(Items from a dataset)
-- BEGIN --

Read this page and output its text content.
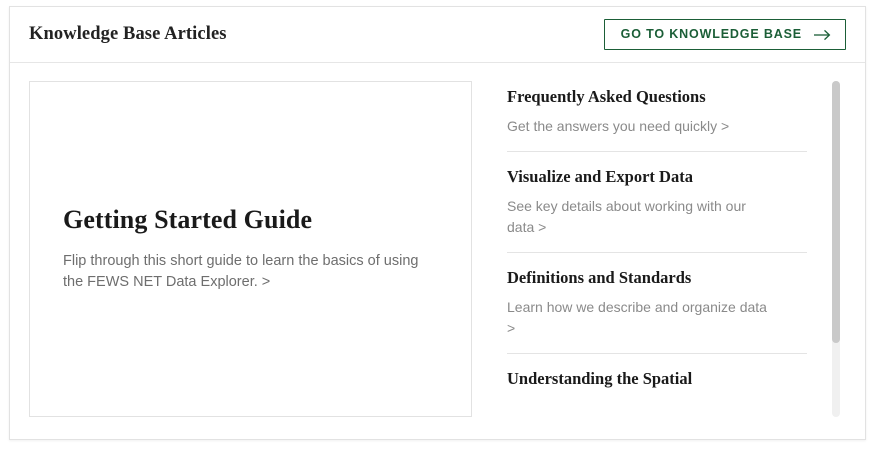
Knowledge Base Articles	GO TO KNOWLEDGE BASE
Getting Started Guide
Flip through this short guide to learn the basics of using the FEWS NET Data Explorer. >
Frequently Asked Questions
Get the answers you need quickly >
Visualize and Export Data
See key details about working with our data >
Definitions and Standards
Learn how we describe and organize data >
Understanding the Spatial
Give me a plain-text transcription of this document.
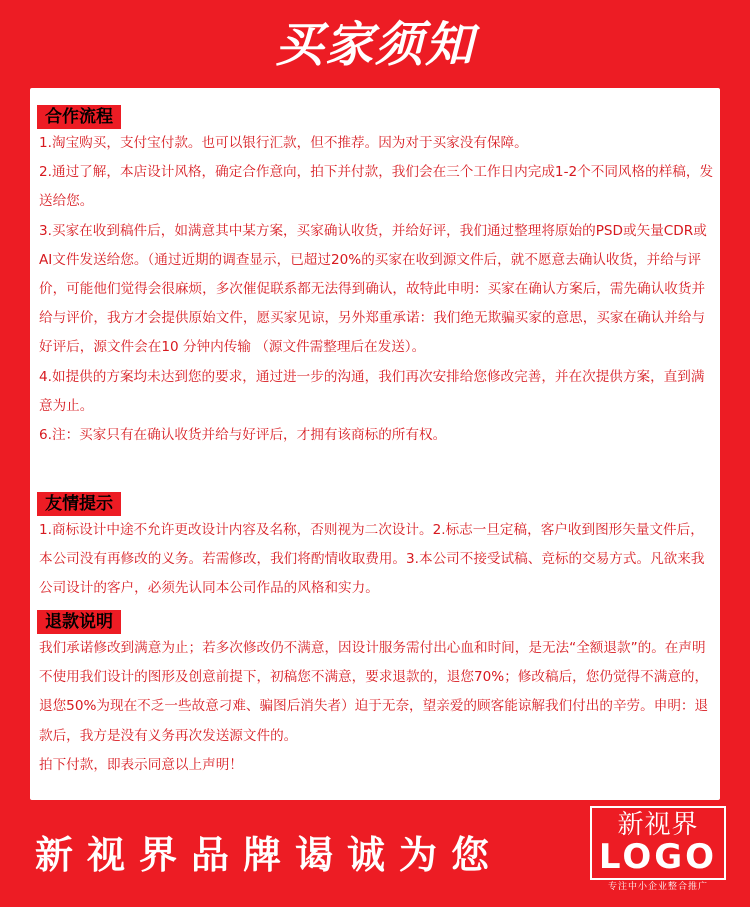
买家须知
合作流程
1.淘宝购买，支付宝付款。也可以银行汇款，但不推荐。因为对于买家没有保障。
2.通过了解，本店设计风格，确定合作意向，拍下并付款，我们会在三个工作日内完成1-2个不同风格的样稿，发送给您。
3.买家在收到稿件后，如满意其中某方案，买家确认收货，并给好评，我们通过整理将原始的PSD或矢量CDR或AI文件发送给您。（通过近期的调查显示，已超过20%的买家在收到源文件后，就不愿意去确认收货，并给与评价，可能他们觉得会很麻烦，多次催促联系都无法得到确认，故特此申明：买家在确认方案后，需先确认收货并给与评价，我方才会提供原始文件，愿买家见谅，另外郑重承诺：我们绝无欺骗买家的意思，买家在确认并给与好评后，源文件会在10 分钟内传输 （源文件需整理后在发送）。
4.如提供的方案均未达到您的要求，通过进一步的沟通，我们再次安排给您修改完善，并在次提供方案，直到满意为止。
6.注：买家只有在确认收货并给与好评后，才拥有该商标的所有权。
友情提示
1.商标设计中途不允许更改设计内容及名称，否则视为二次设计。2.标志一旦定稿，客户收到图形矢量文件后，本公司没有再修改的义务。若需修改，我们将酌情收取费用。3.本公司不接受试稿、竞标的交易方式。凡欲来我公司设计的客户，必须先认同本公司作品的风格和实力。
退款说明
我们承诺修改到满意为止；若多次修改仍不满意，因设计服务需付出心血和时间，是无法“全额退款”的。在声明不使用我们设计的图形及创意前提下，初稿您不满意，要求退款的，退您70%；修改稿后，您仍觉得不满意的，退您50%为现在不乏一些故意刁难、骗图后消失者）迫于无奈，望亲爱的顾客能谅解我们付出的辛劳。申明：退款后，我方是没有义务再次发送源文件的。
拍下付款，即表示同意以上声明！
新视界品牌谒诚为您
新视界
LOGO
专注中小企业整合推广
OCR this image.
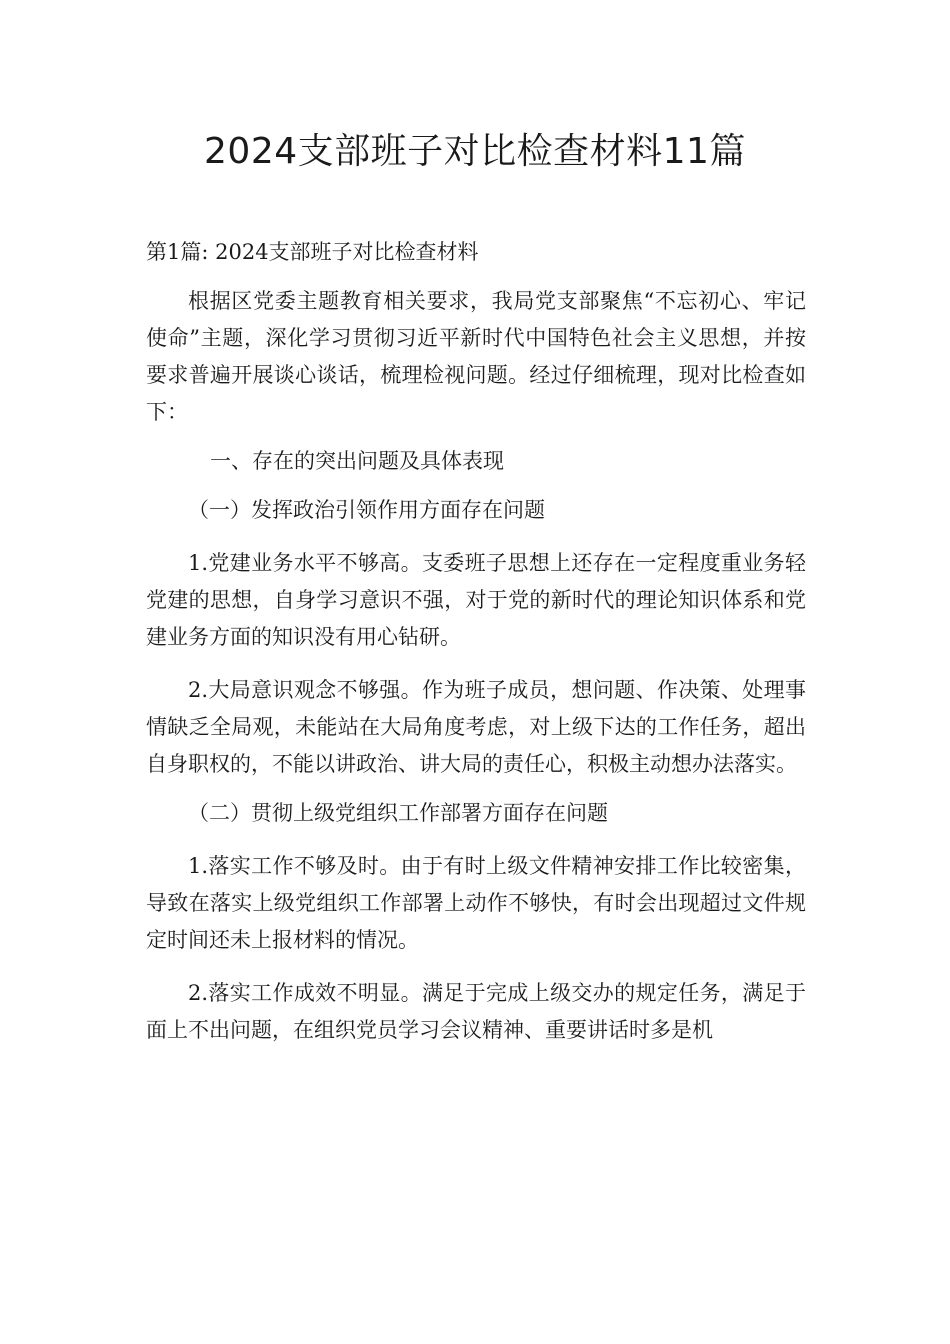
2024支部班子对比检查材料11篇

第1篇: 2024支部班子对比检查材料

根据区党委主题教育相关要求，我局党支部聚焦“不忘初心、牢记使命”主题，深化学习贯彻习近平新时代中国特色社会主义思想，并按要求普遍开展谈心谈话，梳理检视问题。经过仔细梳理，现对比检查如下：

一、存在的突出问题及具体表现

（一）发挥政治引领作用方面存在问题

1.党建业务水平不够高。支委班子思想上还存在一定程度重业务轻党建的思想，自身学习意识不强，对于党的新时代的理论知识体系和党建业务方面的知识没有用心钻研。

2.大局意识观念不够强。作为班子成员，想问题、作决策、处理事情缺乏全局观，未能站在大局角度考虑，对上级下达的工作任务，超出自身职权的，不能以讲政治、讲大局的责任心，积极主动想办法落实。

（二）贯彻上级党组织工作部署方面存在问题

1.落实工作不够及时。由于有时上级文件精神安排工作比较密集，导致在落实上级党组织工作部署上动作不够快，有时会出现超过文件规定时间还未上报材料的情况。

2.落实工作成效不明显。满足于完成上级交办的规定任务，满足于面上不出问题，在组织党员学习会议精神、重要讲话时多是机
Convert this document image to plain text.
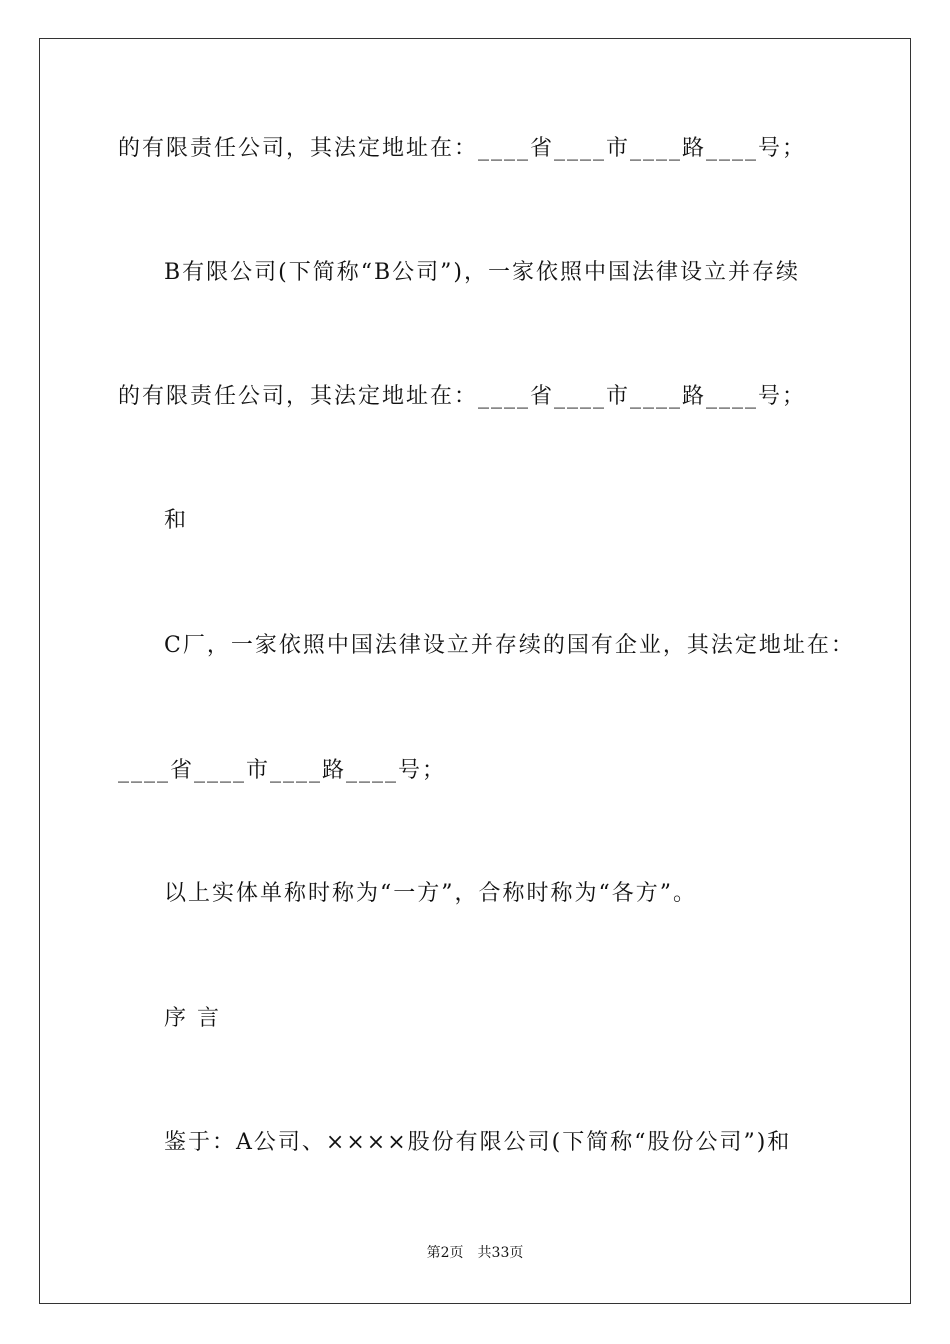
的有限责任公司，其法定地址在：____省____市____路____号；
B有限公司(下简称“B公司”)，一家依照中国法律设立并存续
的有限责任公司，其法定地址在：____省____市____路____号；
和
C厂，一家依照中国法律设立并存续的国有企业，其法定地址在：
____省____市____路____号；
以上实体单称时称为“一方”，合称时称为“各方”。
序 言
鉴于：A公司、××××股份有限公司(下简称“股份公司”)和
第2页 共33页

-- END --

» **What to do**
Restate word for word only the lines from the one with "Convert this document image to plain text." through the last line of the material, both included. Any picture should be left out.

» **Answer to the task**
Convert this document image to plain text.
的有限责任公司，其法定地址在：____省____市____路____号；
B有限公司(下简称“B公司”)，一家依照中国法律设立并存续
的有限责任公司，其法定地址在：____省____市____路____号；
和
C厂，一家依照中国法律设立并存续的国有企业，其法定地址在：
____省____市____路____号；
以上实体单称时称为“一方”，合称时称为“各方”。
序 言
鉴于：A公司、××××股份有限公司(下简称“股份公司”)和
第2页 共33页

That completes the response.